§ Work to be completed:
Quote all of the entries word for word.

§ Excerpted data:
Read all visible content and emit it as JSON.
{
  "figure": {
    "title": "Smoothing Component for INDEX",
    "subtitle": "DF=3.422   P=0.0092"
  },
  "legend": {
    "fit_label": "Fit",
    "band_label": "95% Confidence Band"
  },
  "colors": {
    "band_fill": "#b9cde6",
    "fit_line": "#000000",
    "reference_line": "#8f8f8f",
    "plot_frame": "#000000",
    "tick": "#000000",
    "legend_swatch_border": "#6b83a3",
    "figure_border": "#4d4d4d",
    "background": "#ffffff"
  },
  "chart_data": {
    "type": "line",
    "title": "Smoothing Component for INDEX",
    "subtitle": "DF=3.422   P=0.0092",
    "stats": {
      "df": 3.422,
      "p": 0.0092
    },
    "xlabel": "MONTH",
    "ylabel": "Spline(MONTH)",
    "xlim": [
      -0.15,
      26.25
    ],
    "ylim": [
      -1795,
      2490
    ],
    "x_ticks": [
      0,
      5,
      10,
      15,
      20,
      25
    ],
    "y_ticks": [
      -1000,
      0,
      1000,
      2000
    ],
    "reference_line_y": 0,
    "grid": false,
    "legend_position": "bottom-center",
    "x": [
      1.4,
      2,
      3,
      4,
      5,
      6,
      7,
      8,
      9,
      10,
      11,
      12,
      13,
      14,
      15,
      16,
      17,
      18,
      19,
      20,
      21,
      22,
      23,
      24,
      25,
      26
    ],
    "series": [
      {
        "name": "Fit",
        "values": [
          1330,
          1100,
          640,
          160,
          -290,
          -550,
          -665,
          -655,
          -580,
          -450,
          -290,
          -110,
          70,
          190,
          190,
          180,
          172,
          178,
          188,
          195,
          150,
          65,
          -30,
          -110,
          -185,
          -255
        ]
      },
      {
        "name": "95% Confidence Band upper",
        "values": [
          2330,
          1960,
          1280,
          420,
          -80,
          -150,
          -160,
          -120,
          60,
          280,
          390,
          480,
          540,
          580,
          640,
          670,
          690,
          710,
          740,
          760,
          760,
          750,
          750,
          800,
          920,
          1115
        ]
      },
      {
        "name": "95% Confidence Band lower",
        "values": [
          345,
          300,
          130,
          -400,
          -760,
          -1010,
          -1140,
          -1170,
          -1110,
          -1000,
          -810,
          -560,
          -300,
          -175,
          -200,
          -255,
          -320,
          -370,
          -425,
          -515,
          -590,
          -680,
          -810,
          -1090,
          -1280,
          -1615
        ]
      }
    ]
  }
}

§ Solution for this task:
Read all visible content and emit it as JSON.
{
  "figure": {
    "title": "Smoothing Component for INDEX",
    "subtitle": "DF=3.422   P=0.0092"
  },
  "legend": {
    "fit_label": "Fit",
    "band_label": "95% Confidence Band"
  },
  "colors": {
    "band_fill": "#b9cde6",
    "fit_line": "#000000",
    "reference_line": "#8f8f8f",
    "plot_frame": "#000000",
    "tick": "#000000",
    "legend_swatch_border": "#6b83a3",
    "figure_border": "#4d4d4d",
    "background": "#ffffff"
  },
  "chart_data": {
    "type": "line",
    "title": "Smoothing Component for INDEX",
    "subtitle": "DF=3.422   P=0.0092",
    "stats": {
      "df": 3.422,
      "p": 0.0092
    },
    "xlabel": "MONTH",
    "ylabel": "Spline(MONTH)",
    "xlim": [
      -0.15,
      26.25
    ],
    "ylim": [
      -1795,
      2490
    ],
    "x_ticks": [
      0,
      5,
      10,
      15,
      20,
      25
    ],
    "y_ticks": [
      -1000,
      0,
      1000,
      2000
    ],
    "reference_line_y": 0,
    "grid": false,
    "legend_position": "bottom-center",
    "x": [
      1.4,
      2,
      3,
      4,
      5,
      6,
      7,
      8,
      9,
      10,
      11,
      12,
      13,
      14,
      15,
      16,
      17,
      18,
      19,
      20,
      21,
      22,
      23,
      24,
      25,
      26
    ],
    "series": [
      {
        "name": "Fit",
        "values": [
          1330,
          1100,
          640,
          160,
          -290,
          -550,
          -665,
          -655,
          -580,
          -450,
          -290,
          -110,
          70,
          190,
          190,
          180,
          172,
          178,
          188,
          195,
          150,
          65,
          -30,
          -110,
          -185,
          -255
        ]
      },
      {
        "name": "95% Confidence Band upper",
        "values": [
          2330,
          1960,
          1280,
          420,
          -80,
          -150,
          -160,
          -120,
          60,
          280,
          390,
          480,
          540,
          580,
          640,
          670,
          690,
          710,
          740,
          760,
          760,
          750,
          750,
          800,
          920,
          1115
        ]
      },
      {
        "name": "95% Confidence Band lower",
        "values": [
          345,
          300,
          130,
          -400,
          -760,
          -1010,
          -1140,
          -1170,
          -1110,
          -1000,
          -810,
          -560,
          -300,
          -175,
          -200,
          -255,
          -320,
          -370,
          -425,
          -515,
          -590,
          -680,
          -810,
          -1090,
          -1280,
          -1615
        ]
      }
    ]
  }
}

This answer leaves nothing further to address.